- EXERCISE TASK -
Find the word "this" in the data. Return every line where it appears.

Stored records
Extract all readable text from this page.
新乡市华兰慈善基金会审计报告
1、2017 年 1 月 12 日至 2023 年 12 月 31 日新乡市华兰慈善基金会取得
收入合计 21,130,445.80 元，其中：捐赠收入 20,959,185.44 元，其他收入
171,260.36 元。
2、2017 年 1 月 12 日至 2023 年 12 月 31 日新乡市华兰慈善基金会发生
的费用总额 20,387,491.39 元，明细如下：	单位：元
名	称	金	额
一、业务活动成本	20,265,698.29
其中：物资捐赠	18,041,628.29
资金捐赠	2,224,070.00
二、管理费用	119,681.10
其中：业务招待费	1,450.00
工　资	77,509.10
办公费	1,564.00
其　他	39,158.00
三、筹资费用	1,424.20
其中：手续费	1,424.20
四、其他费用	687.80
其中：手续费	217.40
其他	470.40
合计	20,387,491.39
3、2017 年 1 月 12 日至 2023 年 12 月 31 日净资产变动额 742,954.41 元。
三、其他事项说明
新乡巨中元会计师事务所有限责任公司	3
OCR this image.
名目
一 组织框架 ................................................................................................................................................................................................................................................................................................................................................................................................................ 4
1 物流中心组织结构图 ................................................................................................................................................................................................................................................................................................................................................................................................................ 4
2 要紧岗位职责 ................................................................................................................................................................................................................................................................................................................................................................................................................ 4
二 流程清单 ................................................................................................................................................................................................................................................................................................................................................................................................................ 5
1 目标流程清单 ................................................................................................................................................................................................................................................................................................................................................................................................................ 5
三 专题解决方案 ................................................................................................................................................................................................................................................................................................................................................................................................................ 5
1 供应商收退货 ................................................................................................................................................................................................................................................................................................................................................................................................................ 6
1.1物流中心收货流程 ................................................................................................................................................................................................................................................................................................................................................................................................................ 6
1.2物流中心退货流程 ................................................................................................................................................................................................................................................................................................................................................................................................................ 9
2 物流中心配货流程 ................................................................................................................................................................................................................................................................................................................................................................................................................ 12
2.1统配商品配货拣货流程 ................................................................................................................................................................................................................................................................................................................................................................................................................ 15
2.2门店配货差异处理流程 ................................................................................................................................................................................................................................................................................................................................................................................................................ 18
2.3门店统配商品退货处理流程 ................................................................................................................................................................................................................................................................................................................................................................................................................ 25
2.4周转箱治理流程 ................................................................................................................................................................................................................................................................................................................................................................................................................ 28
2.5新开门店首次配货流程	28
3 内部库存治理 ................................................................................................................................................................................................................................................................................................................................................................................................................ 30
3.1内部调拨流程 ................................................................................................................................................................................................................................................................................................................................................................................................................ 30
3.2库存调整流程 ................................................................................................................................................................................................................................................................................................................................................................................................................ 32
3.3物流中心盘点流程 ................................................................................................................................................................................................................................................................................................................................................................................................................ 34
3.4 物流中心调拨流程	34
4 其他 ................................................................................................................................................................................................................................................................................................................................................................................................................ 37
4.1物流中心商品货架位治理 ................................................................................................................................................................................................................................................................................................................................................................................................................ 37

- ANSWER BELOW -
Extract all readable text from this page.
OCR this image.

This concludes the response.